◆ **RECORDS PROVIDED**
"""
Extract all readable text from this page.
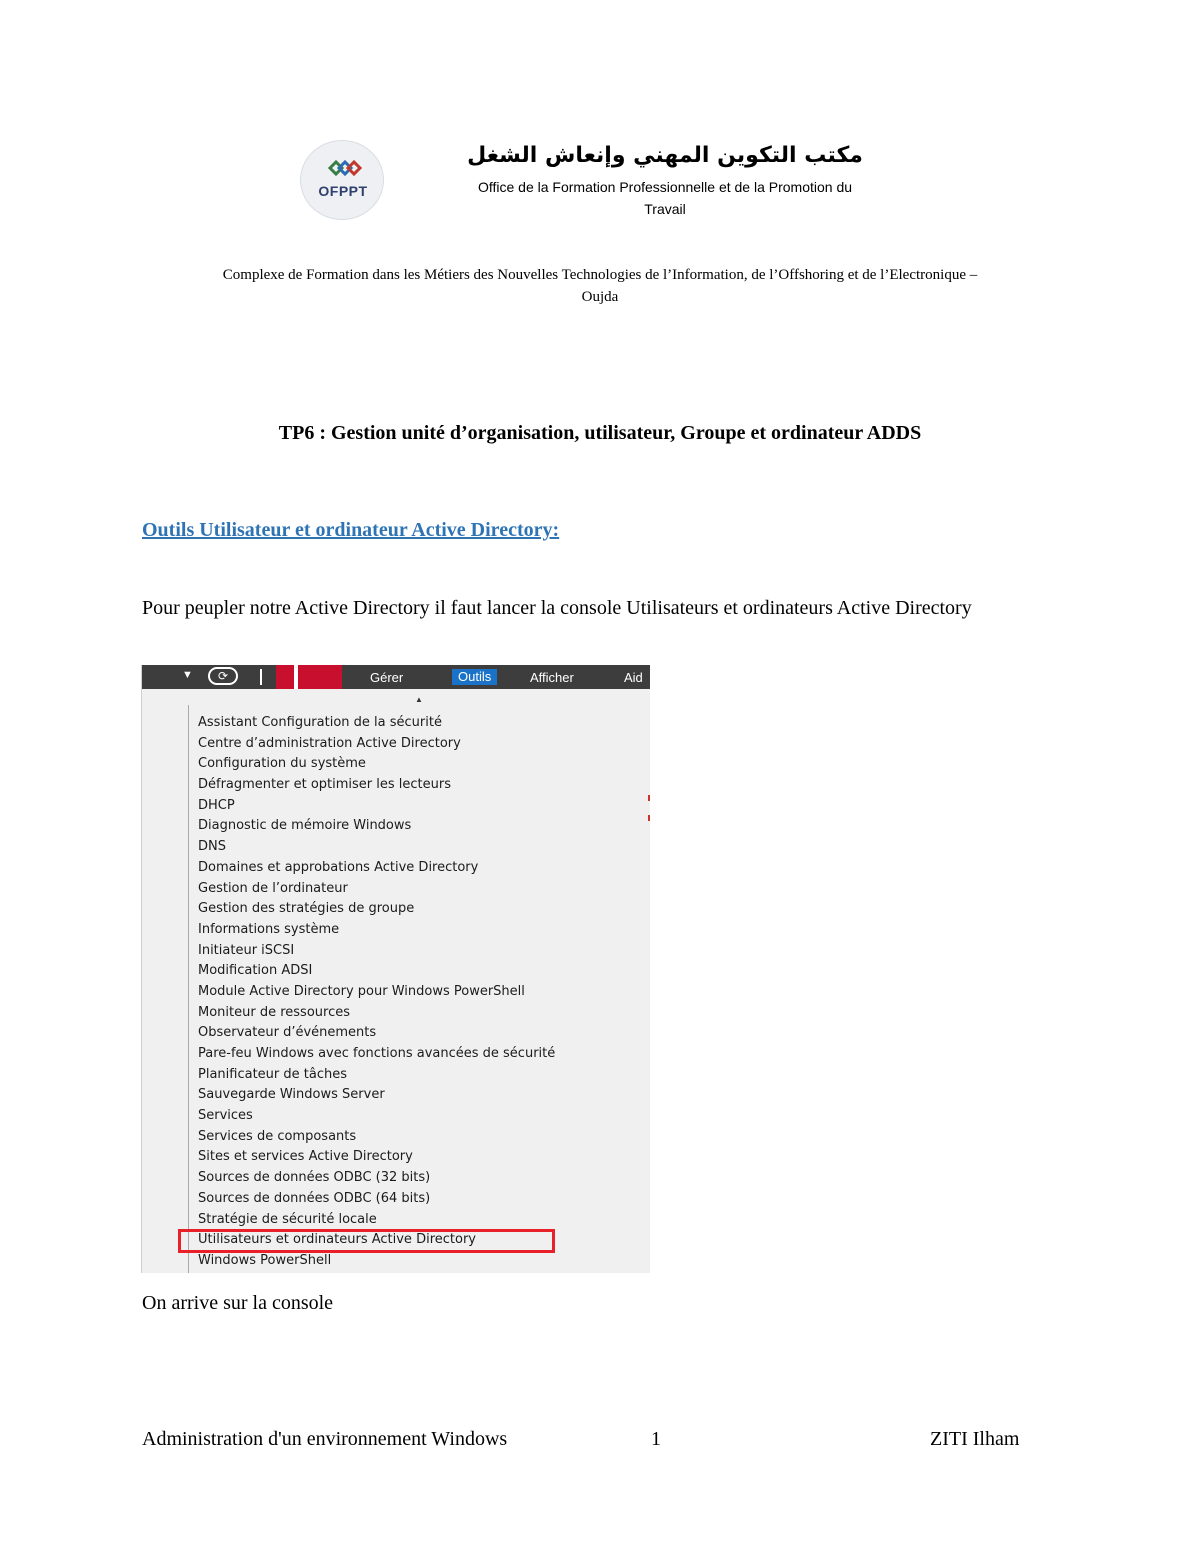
OFPPT
مكتب التكوين المهني وإنعاش الشغل
Office de la Formation Professionnelle et de la Promotion du
Travail
Complexe de Formation dans les Métiers des Nouvelles Technologies de l’Information, de l’Offshoring et de l’Electronique –
Oujda
TP6 : Gestion unité d’organisation, utilisateur, Groupe et ordinateur ADDS
Outils Utilisateur et ordinateur Active Directory:
Pour peupler notre Active Directory il faut lancer la console Utilisateurs et ordinateurs Active Directory
▼	⟳	Gérer	Outils	Afficher	Aid
▲
Assistant Configuration de la sécurité
Centre d’administration Active Directory
Configuration du système
Défragmenter et optimiser les lecteurs
DHCP
Diagnostic de mémoire Windows
DNS
Domaines et approbations Active Directory
Gestion de l’ordinateur
Gestion des stratégies de groupe
Informations système
Initiateur iSCSI
Modification ADSI
Module Active Directory pour Windows PowerShell
Moniteur de ressources
Observateur d’événements
Pare-feu Windows avec fonctions avancées de sécurité
Planificateur de tâches
Sauvegarde Windows Server
Services
Services de composants
Sites et services Active Directory
Sources de données ODBC (32 bits)
Sources de données ODBC (64 bits)
Stratégie de sécurité locale
Utilisateurs et ordinateurs Active Directory
Windows PowerShell
On arrive sur la console
Administration d'un environnement Windows	1	ZITI Ilham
"""
◆ **TASK GOAL**
Copy every line in the records above that contains the word "Configuration".

◆ **RESULT BELOW**
Assistant Configuration de la sécurité
Configuration du système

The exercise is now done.